» Exercise objective: In the data, extract each line that holds the string "ilościowo".
## BEGIN Data supplied
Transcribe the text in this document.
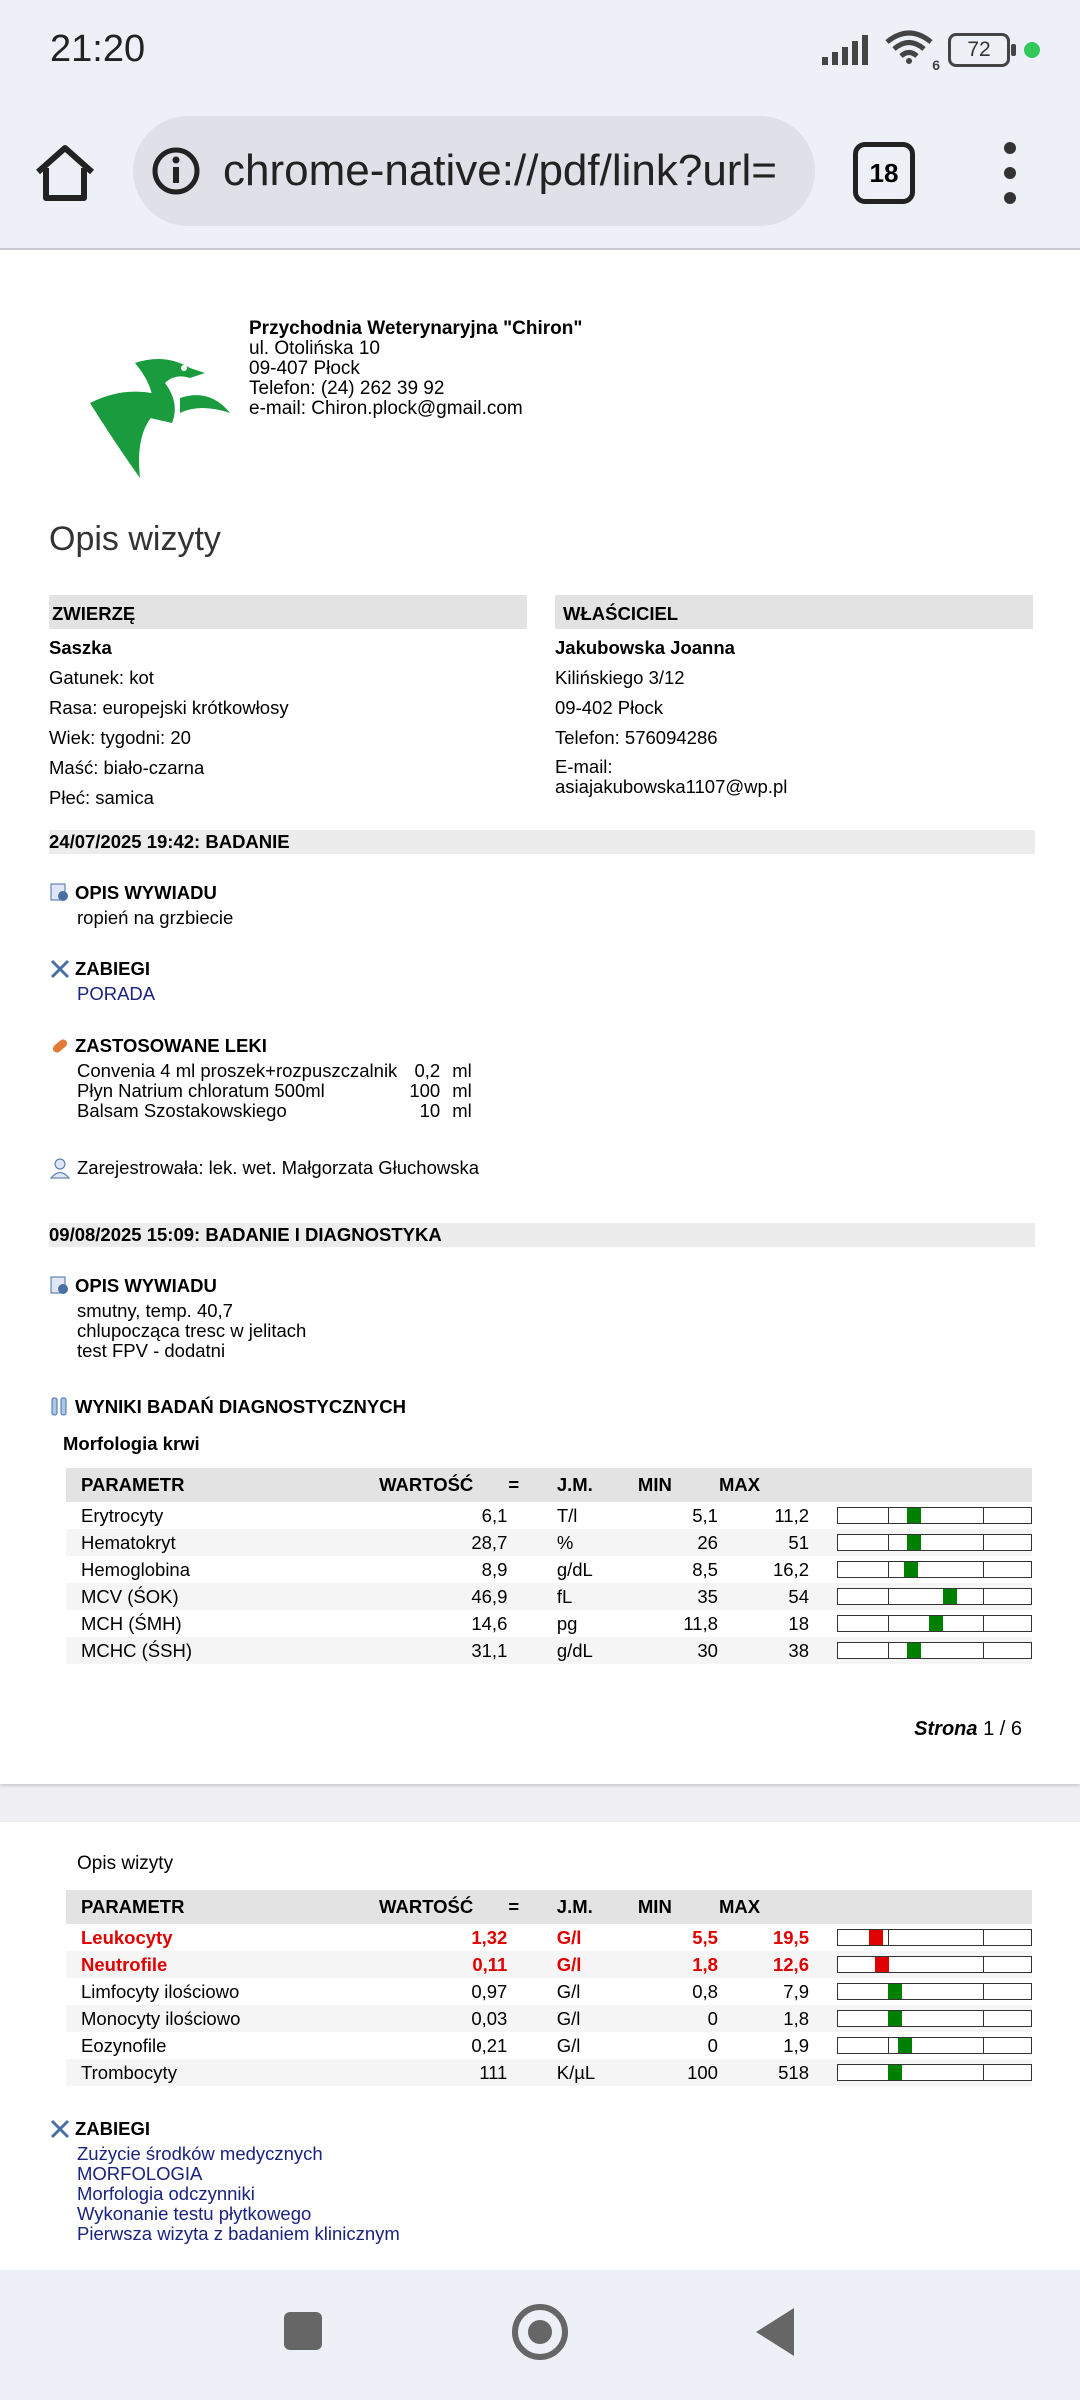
21:20	6
72
chrome-native://pdf/link?url=	18
Przychodnia Weterynaryjna "Chiron"
ul. Otolińska 10
09-407 Płock
Telefon: (24) 262 39 92
e-mail: Chiron.plock@gmail.com
Opis wizyty
ZWIERZĘ
Saszka
Gatunek: kot
Rasa: europejski krótkowłosy
Wiek: tygodni: 20
Maść: biało-czarna
Płeć: samica
WŁAŚCICIEL
Jakubowska Joanna
Kilińskiego 3/12
09-402 Płock
Telefon: 576094286
E-mail:
asiajakubowska1107@wp.pl
24/07/2025 19:42: BADANIE
OPIS WYWIADU
ropień na grzbiecie
ZABIEGI
PORADA
ZASTOSOWANE LEKI
Convenia 4 ml proszek+rozpuszczalnik	0,2	ml
Płyn Natrium chloratum 500ml	100	ml
Balsam Szostakowskiego	10	ml
Zarejestrowała: lek. wet. Małgorzata Głuchowska
09/08/2025 15:09: BADANIE I DIAGNOSTYKA
OPIS WYWIADU
smutny, temp. 40,7
chlupocząca tresc w jelitach
test FPV - dodatni
WYNIKI BADAŃ DIAGNOSTYCZNYCH
Morfologia krwi
PARAMETR	WARTOŚĆ	=	J.M.	MIN	MAX	
Erytrocyty	6,1		T/l	5,1	11,2	

Hematokryt	28,7		%	26	51	

Hemoglobina	8,9		g/dL	8,5	16,2	

MCV (ŚOK)	46,9		fL	35	54	

MCH (ŚMH)	14,6		pg	11,8	18	

MCHC (ŚSH)	31,1		g/dL	30	38	
Strona 1 / 6
Opis wizyty
PARAMETR	WARTOŚĆ	=	J.M.	MIN	MAX	
Leukocyty	1,32		G/l	5,5	19,5	

Neutrofile	0,11		G/l	1,8	12,6	

Limfocyty ilościowo	0,97		G/l	0,8	7,9	

Monocyty ilościowo	0,03		G/l	0	1,8	

Eozynofile	0,21		G/l	0	1,9	

Trombocyty	111		K/µL	100	518	
ZABIEGI
Zużycie środków medycznych
MORFOLOGIA
Morfologia odczynniki
Wykonanie testu płytkowego
Pierwsza wizyta z badaniem klinicznym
## END Data supplied
» Exercise answer:
Limfocyty ilościowo	0,97		G/l	0,8	7,9	
Monocyty ilościowo	0,03		G/l	0	1,8	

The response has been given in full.